**Work to complete:** Filter the records below for the word "value". Copy each line that holds it.

****************************************

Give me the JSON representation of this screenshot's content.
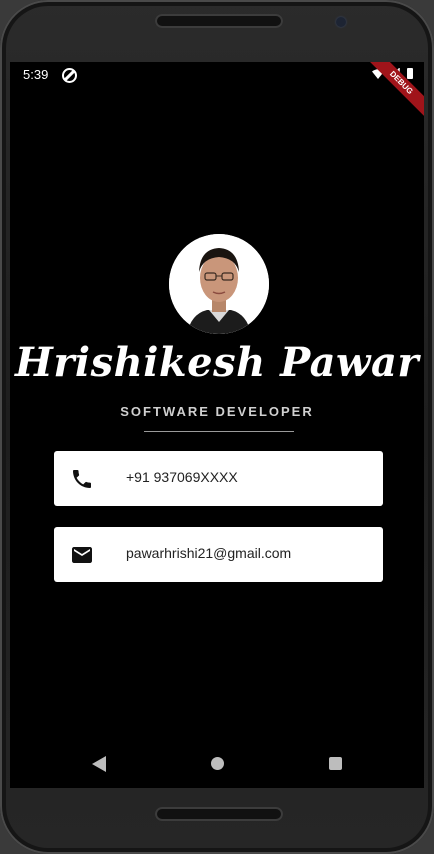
{
  "status_bar": {
    "time": "5:39",
    "sync_icon": "sync-disabled-icon",
    "wifi_icon": "wifi-icon",
    "signal_icon": "signal-icon",
    "battery_icon": "battery-icon",
    "debug_banner": "DEBUG"
  },
  "profile": {
    "name": "Hrishikesh Pawar",
    "role": "SOFTWARE DEVELOPER"
  },
  "contacts": [
    {
      "icon": "phone-icon",
      "value": "+91 937069XXXX"
    },
    {
      "icon": "mail-icon",
      "value": "pawarhrishi21@gmail.com"
    }
  ],
  "navigation": {
    "back": "back-icon",
    "home": "home-icon",
    "recents": "recents-icon"
  },
  "colors": {
    "background": "#000000",
    "card": "#ffffff",
    "text_primary": "#ffffff",
    "text_secondary": "#d0d0d0",
    "debug": "#a0141a"
  }
}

****************************************

**Written reply:**
      "value": "+91 937069XXXX"
      "value": "pawarhrishi21@gmail.com"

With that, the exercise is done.